Instructions for the task
Output the lines that follow exactly as they are.

Input data
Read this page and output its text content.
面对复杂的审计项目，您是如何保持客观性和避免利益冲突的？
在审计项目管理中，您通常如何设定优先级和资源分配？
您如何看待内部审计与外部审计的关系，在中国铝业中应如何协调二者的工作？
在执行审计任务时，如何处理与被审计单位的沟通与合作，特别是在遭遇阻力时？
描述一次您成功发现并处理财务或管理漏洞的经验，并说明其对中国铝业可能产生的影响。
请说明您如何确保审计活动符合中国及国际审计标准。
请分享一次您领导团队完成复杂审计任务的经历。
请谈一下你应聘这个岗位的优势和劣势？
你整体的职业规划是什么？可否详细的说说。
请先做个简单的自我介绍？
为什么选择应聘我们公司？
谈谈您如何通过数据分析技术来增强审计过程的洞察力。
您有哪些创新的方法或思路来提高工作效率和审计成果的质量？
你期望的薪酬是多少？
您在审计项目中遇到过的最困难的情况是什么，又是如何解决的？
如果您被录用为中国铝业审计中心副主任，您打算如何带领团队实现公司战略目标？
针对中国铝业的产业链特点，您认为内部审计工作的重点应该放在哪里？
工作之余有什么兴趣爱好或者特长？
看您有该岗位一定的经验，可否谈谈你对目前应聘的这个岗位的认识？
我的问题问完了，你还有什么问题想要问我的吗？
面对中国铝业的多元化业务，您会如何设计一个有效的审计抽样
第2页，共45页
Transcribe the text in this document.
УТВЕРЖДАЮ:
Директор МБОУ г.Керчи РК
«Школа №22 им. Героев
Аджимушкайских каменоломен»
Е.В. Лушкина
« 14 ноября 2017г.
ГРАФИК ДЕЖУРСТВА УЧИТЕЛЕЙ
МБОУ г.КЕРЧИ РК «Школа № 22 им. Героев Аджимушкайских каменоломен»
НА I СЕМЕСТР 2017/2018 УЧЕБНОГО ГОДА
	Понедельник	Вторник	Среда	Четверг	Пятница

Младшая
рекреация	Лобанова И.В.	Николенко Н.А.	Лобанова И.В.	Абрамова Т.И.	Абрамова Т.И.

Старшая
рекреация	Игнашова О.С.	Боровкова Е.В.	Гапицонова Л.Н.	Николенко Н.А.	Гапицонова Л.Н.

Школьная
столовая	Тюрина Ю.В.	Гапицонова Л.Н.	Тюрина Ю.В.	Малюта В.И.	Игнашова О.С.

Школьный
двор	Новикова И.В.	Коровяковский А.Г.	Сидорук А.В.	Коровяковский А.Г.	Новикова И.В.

Answer to the exercise
Read this page and output its text content.
面对复杂的审计项目，您是如何保持客观性和避免利益冲突的？
在审计项目管理中，您通常如何设定优先级和资源分配？
您如何看待内部审计与外部审计的关系，在中国铝业中应如何协调二者的工作？
在执行审计任务时，如何处理与被审计单位的沟通与合作，特别是在遭遇阻力时？
描述一次您成功发现并处理财务或管理漏洞的经验，并说明其对中国铝业可能产生的影响。
请说明您如何确保审计活动符合中国及国际审计标准。
请分享一次您领导团队完成复杂审计任务的经历。
请谈一下你应聘这个岗位的优势和劣势？
你整体的职业规划是什么？可否详细的说说。
请先做个简单的自我介绍？
为什么选择应聘我们公司？
谈谈您如何通过数据分析技术来增强审计过程的洞察力。
您有哪些创新的方法或思路来提高工作效率和审计成果的质量？
你期望的薪酬是多少？
您在审计项目中遇到过的最困难的情况是什么，又是如何解决的？
如果您被录用为中国铝业审计中心副主任，您打算如何带领团队实现公司战略目标？
针对中国铝业的产业链特点，您认为内部审计工作的重点应该放在哪里？
工作之余有什么兴趣爱好或者特长？
看您有该岗位一定的经验，可否谈谈你对目前应聘的这个岗位的认识？
我的问题问完了，你还有什么问题想要问我的吗？
面对中国铝业的多元化业务，您会如何设计一个有效的审计抽样
第2页，共45页
Transcribe the text in this document.
УТВЕРЖДАЮ:
Директор МБОУ г.Керчи РК
«Школа №22 им. Героев
Аджимушкайских каменоломен»
Е.В. Лушкина
« 14 ноября 2017г.
ГРАФИК ДЕЖУРСТВА УЧИТЕЛЕЙ
МБОУ г.КЕРЧИ РК «Школа № 22 им. Героев Аджимушкайских каменоломен»
НА I СЕМЕСТР 2017/2018 УЧЕБНОГО ГОДА
	Понедельник	Вторник	Среда	Четверг	Пятница

Младшая
рекреация	Лобанова И.В.	Николенко Н.А.	Лобанова И.В.	Абрамова Т.И.	Абрамова Т.И.

Старшая
рекреация	Игнашова О.С.	Боровкова Е.В.	Гапицонова Л.Н.	Николенко Н.А.	Гапицонова Л.Н.

Школьная
столовая	Тюрина Ю.В.	Гапицонова Л.Н.	Тюрина Ю.В.	Малюта В.И.	Игнашова О.С.

Школьный
двор	Новикова И.В.	Коровяковский А.Г.	Сидорук А.В.	Коровяковский А.Г.	Новикова И.В.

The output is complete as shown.